#### THE EXERCISE
Render every entry exactly as it appears.

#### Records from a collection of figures
....
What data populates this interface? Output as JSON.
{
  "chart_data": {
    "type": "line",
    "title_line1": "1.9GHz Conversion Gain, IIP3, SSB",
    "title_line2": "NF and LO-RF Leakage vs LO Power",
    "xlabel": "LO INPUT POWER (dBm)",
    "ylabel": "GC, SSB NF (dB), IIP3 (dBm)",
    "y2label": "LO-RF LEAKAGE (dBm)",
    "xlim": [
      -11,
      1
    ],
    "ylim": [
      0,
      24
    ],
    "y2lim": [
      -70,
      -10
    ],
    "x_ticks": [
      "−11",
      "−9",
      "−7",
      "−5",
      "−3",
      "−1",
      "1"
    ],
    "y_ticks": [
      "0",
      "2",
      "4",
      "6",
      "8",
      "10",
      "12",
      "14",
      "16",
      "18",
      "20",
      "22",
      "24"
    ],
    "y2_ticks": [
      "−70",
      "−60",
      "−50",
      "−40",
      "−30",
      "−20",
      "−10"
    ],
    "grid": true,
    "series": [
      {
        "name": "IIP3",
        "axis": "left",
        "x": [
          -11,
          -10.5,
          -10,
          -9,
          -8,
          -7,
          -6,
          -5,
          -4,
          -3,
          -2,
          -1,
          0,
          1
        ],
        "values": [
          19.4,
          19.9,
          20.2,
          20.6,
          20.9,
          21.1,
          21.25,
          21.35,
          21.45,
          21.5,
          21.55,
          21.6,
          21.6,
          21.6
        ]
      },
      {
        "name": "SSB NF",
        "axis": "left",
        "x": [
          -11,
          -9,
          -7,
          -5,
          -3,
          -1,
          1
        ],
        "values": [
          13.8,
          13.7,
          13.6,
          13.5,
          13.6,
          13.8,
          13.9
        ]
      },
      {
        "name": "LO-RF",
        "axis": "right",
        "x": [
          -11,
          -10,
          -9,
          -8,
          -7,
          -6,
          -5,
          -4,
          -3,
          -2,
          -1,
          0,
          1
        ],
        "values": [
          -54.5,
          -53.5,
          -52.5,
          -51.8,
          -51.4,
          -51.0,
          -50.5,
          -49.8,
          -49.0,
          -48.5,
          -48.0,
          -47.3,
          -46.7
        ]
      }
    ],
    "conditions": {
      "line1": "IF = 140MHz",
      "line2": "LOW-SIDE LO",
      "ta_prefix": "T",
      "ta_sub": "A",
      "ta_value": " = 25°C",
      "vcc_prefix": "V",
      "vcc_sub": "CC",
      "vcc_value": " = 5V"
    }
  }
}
....
#### SOLUTION TO THIS EXERCISE
What data populates this interface? Output as JSON.
{
  "chart_data": {
    "type": "line",
    "title_line1": "1.9GHz Conversion Gain, IIP3, SSB",
    "title_line2": "NF and LO-RF Leakage vs LO Power",
    "xlabel": "LO INPUT POWER (dBm)",
    "ylabel": "GC, SSB NF (dB), IIP3 (dBm)",
    "y2label": "LO-RF LEAKAGE (dBm)",
    "xlim": [
      -11,
      1
    ],
    "ylim": [
      0,
      24
    ],
    "y2lim": [
      -70,
      -10
    ],
    "x_ticks": [
      "−11",
      "−9",
      "−7",
      "−5",
      "−3",
      "−1",
      "1"
    ],
    "y_ticks": [
      "0",
      "2",
      "4",
      "6",
      "8",
      "10",
      "12",
      "14",
      "16",
      "18",
      "20",
      "22",
      "24"
    ],
    "y2_ticks": [
      "−70",
      "−60",
      "−50",
      "−40",
      "−30",
      "−20",
      "−10"
    ],
    "grid": true,
    "series": [
      {
        "name": "IIP3",
        "axis": "left",
        "x": [
          -11,
          -10.5,
          -10,
          -9,
          -8,
          -7,
          -6,
          -5,
          -4,
          -3,
          -2,
          -1,
          0,
          1
        ],
        "values": [
          19.4,
          19.9,
          20.2,
          20.6,
          20.9,
          21.1,
          21.25,
          21.35,
          21.45,
          21.5,
          21.55,
          21.6,
          21.6,
          21.6
        ]
      },
      {
        "name": "SSB NF",
        "axis": "left",
        "x": [
          -11,
          -9,
          -7,
          -5,
          -3,
          -1,
          1
        ],
        "values": [
          13.8,
          13.7,
          13.6,
          13.5,
          13.6,
          13.8,
          13.9
        ]
      },
      {
        "name": "LO-RF",
        "axis": "right",
        "x": [
          -11,
          -10,
          -9,
          -8,
          -7,
          -6,
          -5,
          -4,
          -3,
          -2,
          -1,
          0,
          1
        ],
        "values": [
          -54.5,
          -53.5,
          -52.5,
          -51.8,
          -51.4,
          -51.0,
          -50.5,
          -49.8,
          -49.0,
          -48.5,
          -48.0,
          -47.3,
          -46.7
        ]
      }
    ],
    "conditions": {
      "line1": "IF = 140MHz",
      "line2": "LOW-SIDE LO",
      "ta_prefix": "T",
      "ta_sub": "A",
      "ta_value": " = 25°C",
      "vcc_prefix": "V",
      "vcc_sub": "CC",
      "vcc_value": " = 5V"
    }
  }
}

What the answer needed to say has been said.